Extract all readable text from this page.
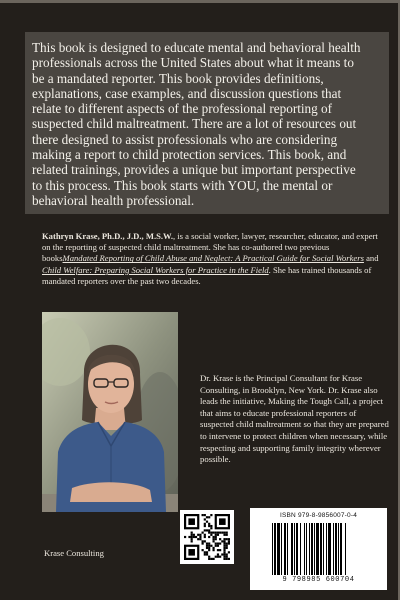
This book is designed to educate mental and behavioral health professionals across the United States about what it means to be a mandated reporter. This book provides definitions, explanations, case examples, and discussion questions that relate to different aspects of the professional reporting of suspected child maltreatment. There are a lot of resources out there designed to assist professionals who are considering making a report to child protection services. This book, and related trainings, provides a unique but important perspective to this process. This book starts with YOU, the mental or behavioral health professional.

Kathryn Krase, Ph.D., J.D., M.S.W., is a social worker, lawyer, researcher, educator, and expert on the reporting of suspected child maltreatment. She has co-authored two previous booksMandated Reporting of Child Abuse and Neglect: A Practical Guide for Social Workers and Child Welfare: Preparing Social Workers for Practice in the Field. She has trained thousands of mandated reporters over the past two decades.

Dr. Krase is the Principal Consultant for Krase Consulting, in Brooklyn, New York. Dr. Krase also leads the initiative, Making the Tough Call, a project that aims to educate professional reporters of suspected child maltreatment so that they are prepared to intervene to protect children when necessary, while respecting and supporting family integrity wherever possible.

ISBN 979-8-9856007-0-4
9 798985 600704
Krase Consulting
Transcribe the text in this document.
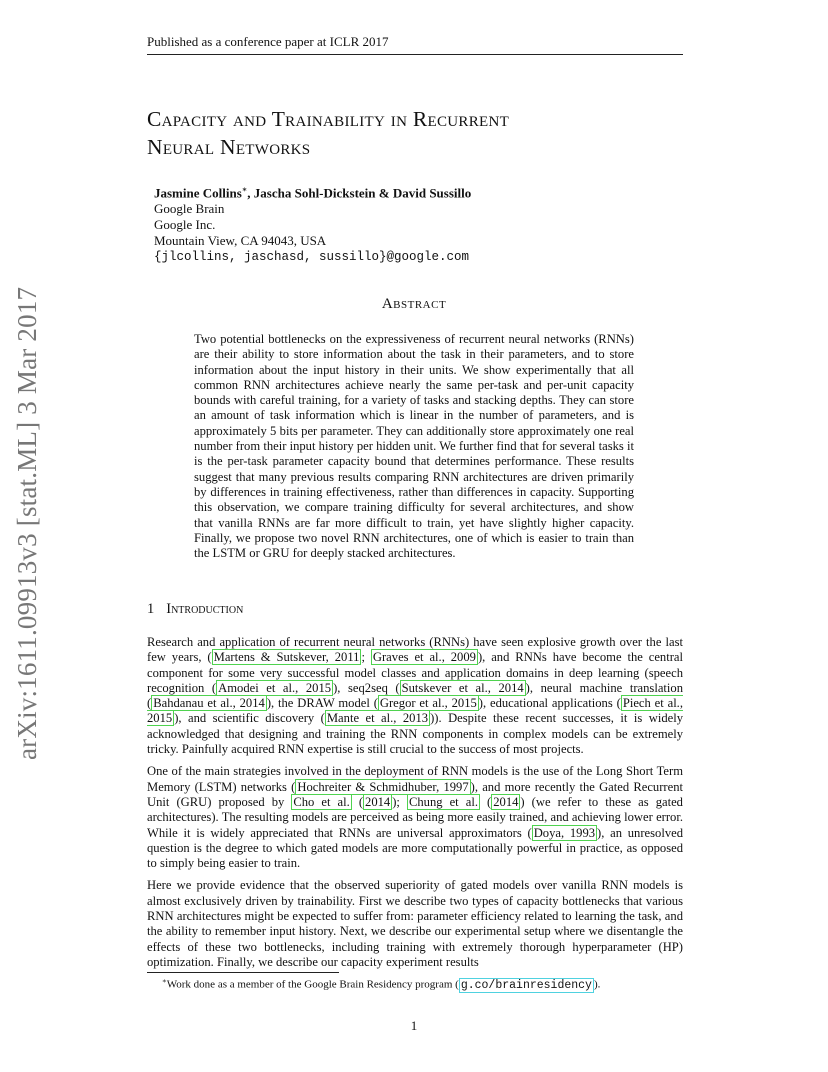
Published as a conference paper at ICLR 2017
arXiv:1611.09913v3 [stat.ML] 3 Mar 2017
Capacity and Trainability in Recurrent
Neural Networks
Jasmine Collins∗, Jascha Sohl-Dickstein & David Sussillo
Google Brain
Google Inc.
Mountain View, CA 94043, USA
{jlcollins, jaschasd, sussillo}@google.com
Abstract
Two potential bottlenecks on the expressiveness of recurrent neural networks (RNNs) are their ability to store information about the task in their parameters, and to store information about the input history in their units. We show experimentally that all common RNN architectures achieve nearly the same per-task and per-unit capacity bounds with careful training, for a variety of tasks and stacking depths. They can store an amount of task information which is linear in the number of parameters, and is approximately 5 bits per parameter. They can additionally store approximately one real number from their input history per hidden unit. We further find that for several tasks it is the per-task parameter capacity bound that determines performance. These results suggest that many previous results comparing RNN architectures are driven primarily by differences in training effectiveness, rather than differences in capacity. Supporting this observation, we compare training difficulty for several architectures, and show that vanilla RNNs are far more difficult to train, yet have slightly higher capacity. Finally, we propose two novel RNN architectures, one of which is easier to train than the LSTM or GRU for deeply stacked architectures.
1 Introduction

Research and application of recurrent neural networks (RNNs) have seen explosive growth over the last few years, ( Martens & Sutskever, 2011 ; Graves et al., 2009 ), and RNNs have become the central component for some very successful model classes and application domains in deep learning (speech recognition ( Amodei et al., 2015 ), seq2seq ( Sutskever et al., 2014 ), neural machine translation ( Bahdanau et al., 2014 ), the DRAW model ( Gregor et al., 2015 ), educational applications ( Piech et al., 2015 ), and scientific discovery ( Mante et al., 2013 )). Despite these recent successes, it is widely acknowledged that designing and training the RNN components in complex models can be extremely tricky. Painfully acquired RNN expertise is still crucial to the success of most projects.

One of the main strategies involved in the deployment of RNN models is the use of the Long Short Term Memory (LSTM) networks ( Hochreiter & Schmidhuber, 1997 ), and more recently the Gated Recurrent Unit (GRU) proposed by Cho et al. ( 2014 ); Chung et al. ( 2014 ) (we refer to these as gated architectures). The resulting models are perceived as being more easily trained, and achieving lower error. While it is widely appreciated that RNNs are universal approximators ( Doya, 1993 ), an unresolved question is the degree to which gated models are more computationally powerful in practice, as opposed to simply being easier to train.

Here we provide evidence that the observed superiority of gated models over vanilla RNN models is almost exclusively driven by trainability. First we describe two types of capacity bottlenecks that various RNN architectures might be expected to suffer from: parameter efficiency related to learning the task, and the ability to remember input history. Next, we describe our experimental setup where we disentangle the effects of these two bottlenecks, including training with extremely thorough hyperparameter (HP) optimization. Finally, we describe our capacity experiment results

∗Work done as a member of the Google Brain Residency program ( g.co/brainresidency ).
1
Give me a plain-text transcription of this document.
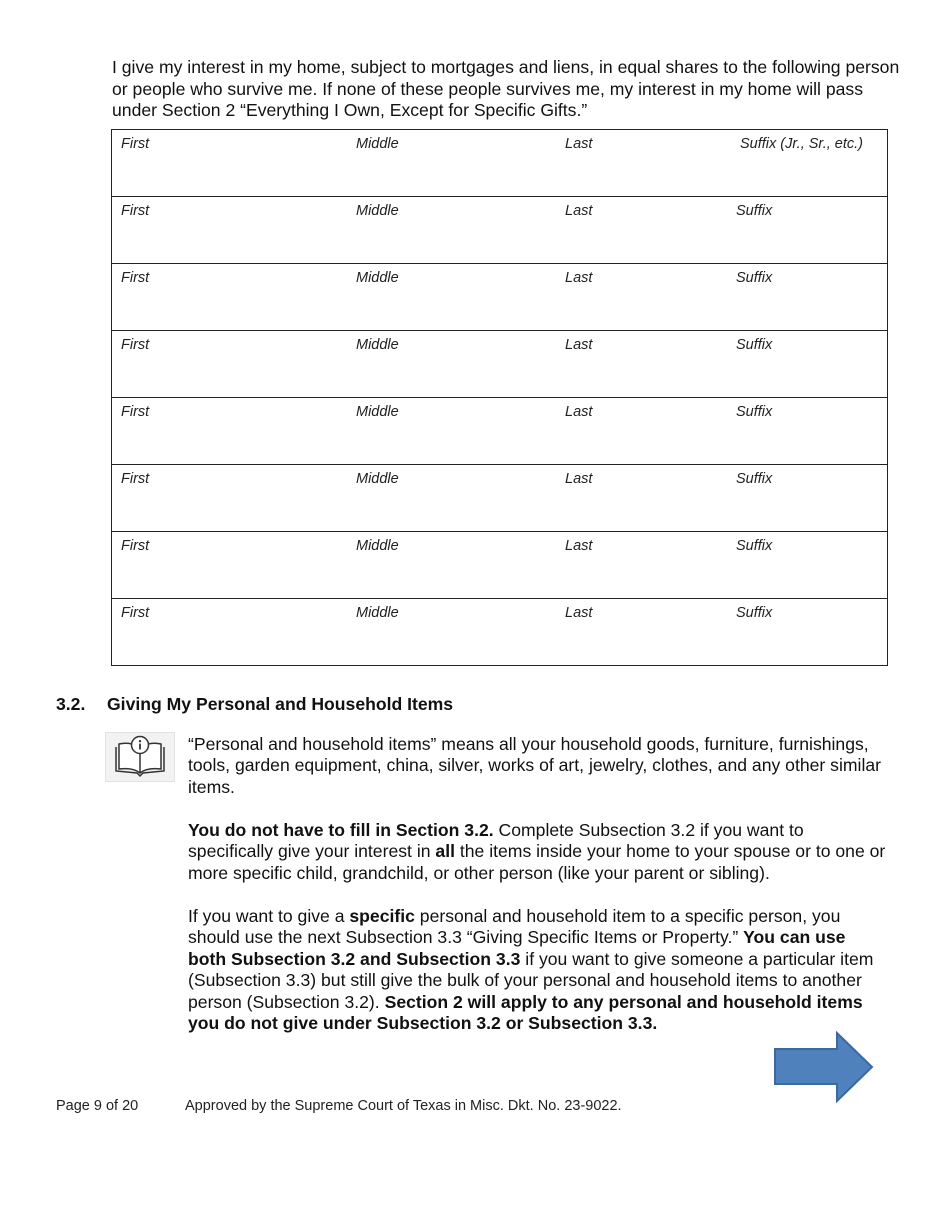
I give my interest in my home, subject to mortgages and liens, in equal shares to the following person or people who survive me. If none of these people survives me, my interest in my home will pass under Section 2 “Everything I Own, Except for Specific Gifts.”

First	Middle	Last	Suffix (Jr., Sr., etc.)

First	Middle	Last	Suffix

First	Middle	Last	Suffix

First	Middle	Last	Suffix

First	Middle	Last	Suffix

First	Middle	Last	Suffix

First	Middle	Last	Suffix

First	Middle	Last	Suffix
3.2. Giving My Personal and Household Items

“Personal and household items” means all your household goods, furniture, furnishings, tools, garden equipment, china, silver, works of art, jewelry, clothes, and any other similar items.

You do not have to fill in Section 3.2. Complete Subsection 3.2 if you want to specifically give your interest in all the items inside your home to your spouse or to one or more specific child, grandchild, or other person (like your parent or sibling).

If you want to give a specific personal and household item to a specific person, you should use the next Subsection 3.3 “Giving Specific Items or Property.” You can use both Subsection 3.2 and Subsection 3.3 if you want to give someone a particular item (Subsection 3.3) but still give the bulk of your personal and household items to another person (Subsection 3.2). Section 2 will apply to any personal and household items you do not give under Subsection 3.2 or Subsection 3.3.

Page 9 of 20	Approved by the Supreme Court of Texas in Misc. Dkt. No. 23-9022.
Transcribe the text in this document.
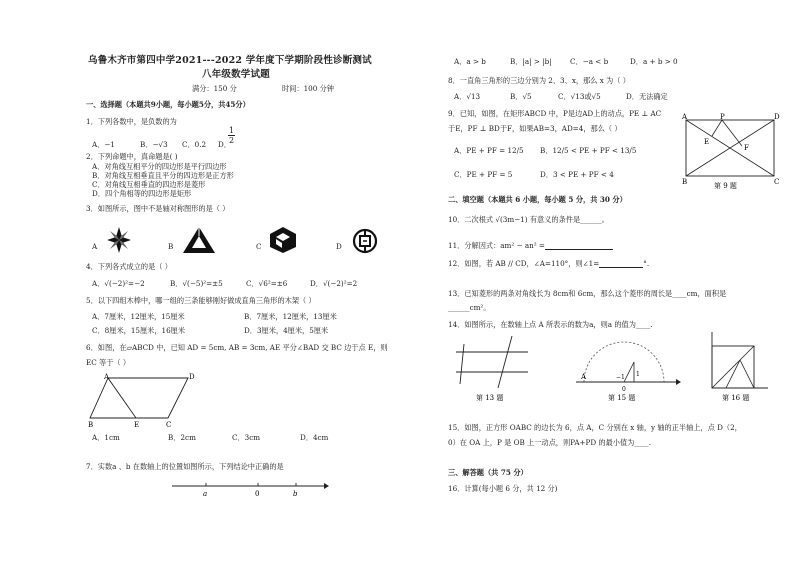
乌鲁木齐市第四中学2021---2022 学年度下学期阶段性诊断测试
八年级数学试题
满分：150 分	时间：100 分钟
一、选择题（本题共9小题，每小题5分，共45分）
1．下列各数中，是负数的为
A．−1	B．−√3 C．0.2 D．
$\frac{1}{2}$
2．下列命题中，真命题是( )
A．对角线互相平分的四边形是平行四边形
B．对角线互相垂直且平分的四边形是正方形
C．对角线互相垂直的四边形是菱形
D．四个角相等的四边形是矩形
3．如图所示，图中不是轴对称图形的是（ ）
A	B	C	D
4．下列各式成立的是（ ）
A．√(−2)²=−2	B．√(−5)²=±5	C．√6²=±6	D．√(−2)²=2
5．以下四组木棒中，哪一组的三条能够刚好做成直角三角形的木架（ ）
A．7厘米，12厘米，15厘米	B．7厘米，12厘米，13厘米
C．8厘米，15厘米，16厘米	D．3厘米，4厘米，5厘米
6．如图，在▱ABCD 中，已知 AD = 5cm, AB = 3cm, AE 平分∠BAD 交 BC 边于点 E，则
EC 等于（ ）
A	D
B	E	C
A．1cm	B．2cm	C．3cm	D．4cm
7．实数a 、b 在数轴上的位置如图所示，下列结论中正确的是
a	0	b
A．a > b	B．|a| > |b|	C．−a < b	D．a + b > 0
8．一直角三角形的三边分别为 2、3、x，那么 x 为（ ）
A．√13	B．√5	C．√13或√5	D．无法确定
9．已知，如图，在矩形ABCD 中，P是边AD上的动点，PE ⊥ AC
于E，PF ⊥ BD于F，如果AB=3，AD=4，那么（ ）
A．PE + PF = 12/5 B．12/5 < PE + PF < 13/5
C．PE + PF = 5	D．3 < PE + PF < 4
A	P	D
E
F
B	C
第 9 题
二、填空题（本题共 6 小题，每小题 5 分，共 30 分）
10．二次根式 √(3m−1) 有意义的条件是______。
11．分解因式：am² − an² =
12．如图，若 AB // CD，∠A=110°，则∠1=	°.
13．已知菱形的两条对角线长为 8cm和 6cm，那么这个菱形的周长是____cm，面积是
______cm²。
14．如图所示，在数轴上点 A 所表示的数为a，则a 的值为____.
第 13 题
A	−1
0
1
第 15 题	第 16 题
15．如图，正方形 OABC 的边长为 6，点 A，C 分别在 x 轴，y 轴的正半轴上，点 D（2，
0）在 OA 上，P 是 OB 上一动点，则PA+PD 的最小值为____.
三、解答题（共 75 分）
16．计算(每小题 6 分，共 12 分)
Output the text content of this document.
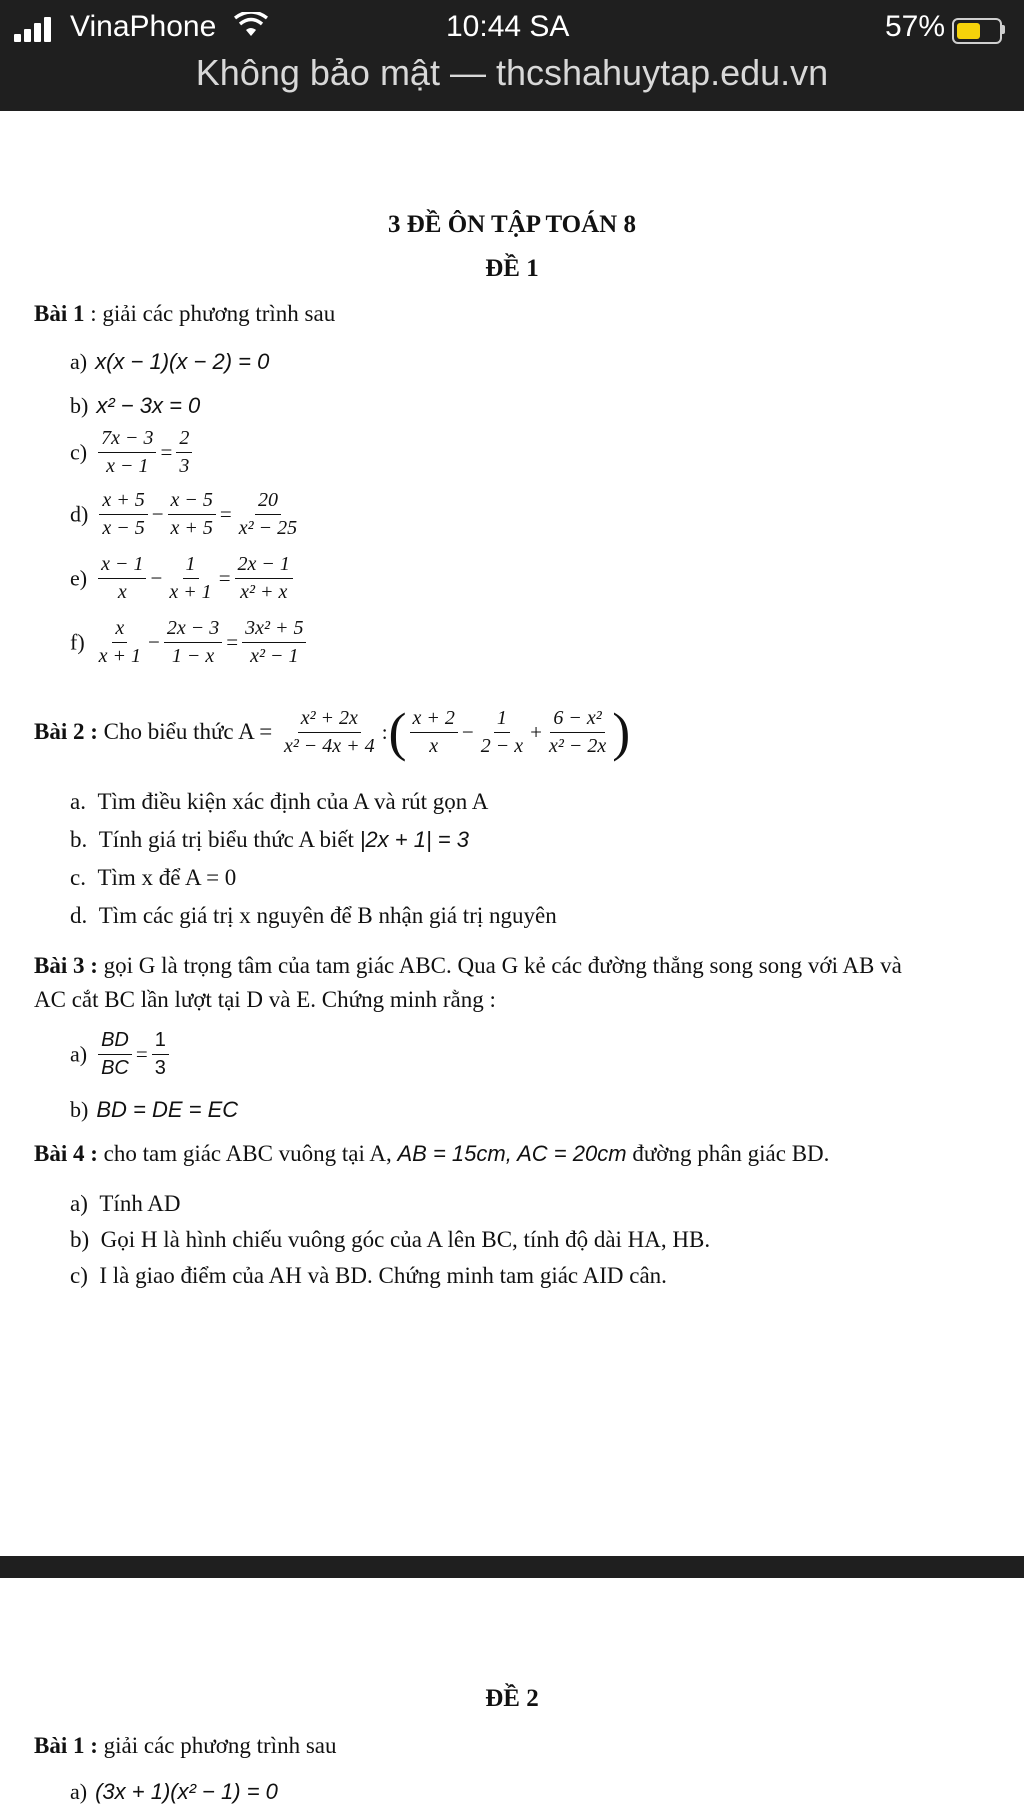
VinaPhone	10:44 SA	57%
Không bảo mật — thcshahuytap.edu.vn
3 ĐỀ ÔN TẬP TOÁN 8
ĐỀ 1
Bài 1 : giải các phương trình sau
a) x(x − 1)(x − 2) = 0
b) x² − 3x = 0
$c) \frac{7x - 3}{x - 1} = \frac{2}{3}$
$d) \frac{x + 5}{x - 5} - \frac{x - 5}{x + 5} = \frac{20}{\text{x² − 25}}$
$e) \frac{x - 1}{x} - \frac{1}{x + 1} = \frac{2x - 1}{\text{x² + x}}$
$f) \frac{x}{x + 1} - \frac{2x - 3}{1 - x} = \frac{\text{3x² + 5}}{\text{x² − 1}}$
Bài 2 : Cho biểu thức $A = \frac{\text{x² + 2x}}{\text{x² − 4x + 4}}$ :( $\frac{x + 2}{x} - \frac{1}{2 - x} + \frac{\text{6 − x²}}{\text{x² − 2x}}$ )
a. Tìm điều kiện xác định của A và rút gọn A
b. Tính giá trị biểu thức A biết |2x + 1| = 3
c. Tìm x để A = 0
d. Tìm các giá trị x nguyên để B nhận giá trị nguyên
Bài 3 : gọi G là trọng tâm của tam giác ABC. Qua G kẻ các đường thẳng song song với AB và
AC cắt BC lần lượt tại D và E. Chứng minh rằng :
$a) \frac{BD}{BC} = \frac{1}{3}$
b) BD = DE = EC
Bài 4 : cho tam giác ABC vuông tại A, AB = 15cm, AC = 20cm đường phân giác BD.
a) Tính AD
b) Gọi H là hình chiếu vuông góc của A lên BC, tính độ dài HA, HB.
c) I là giao điểm của AH và BD. Chứng minh tam giác AID cân.
ĐỀ 2
Bài 1 : giải các phương trình sau
a) (3x + 1)(x² − 1) = 0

What this task involves
Give the number of lines that carry the word "Chứng", with nothing added.

Task answer
2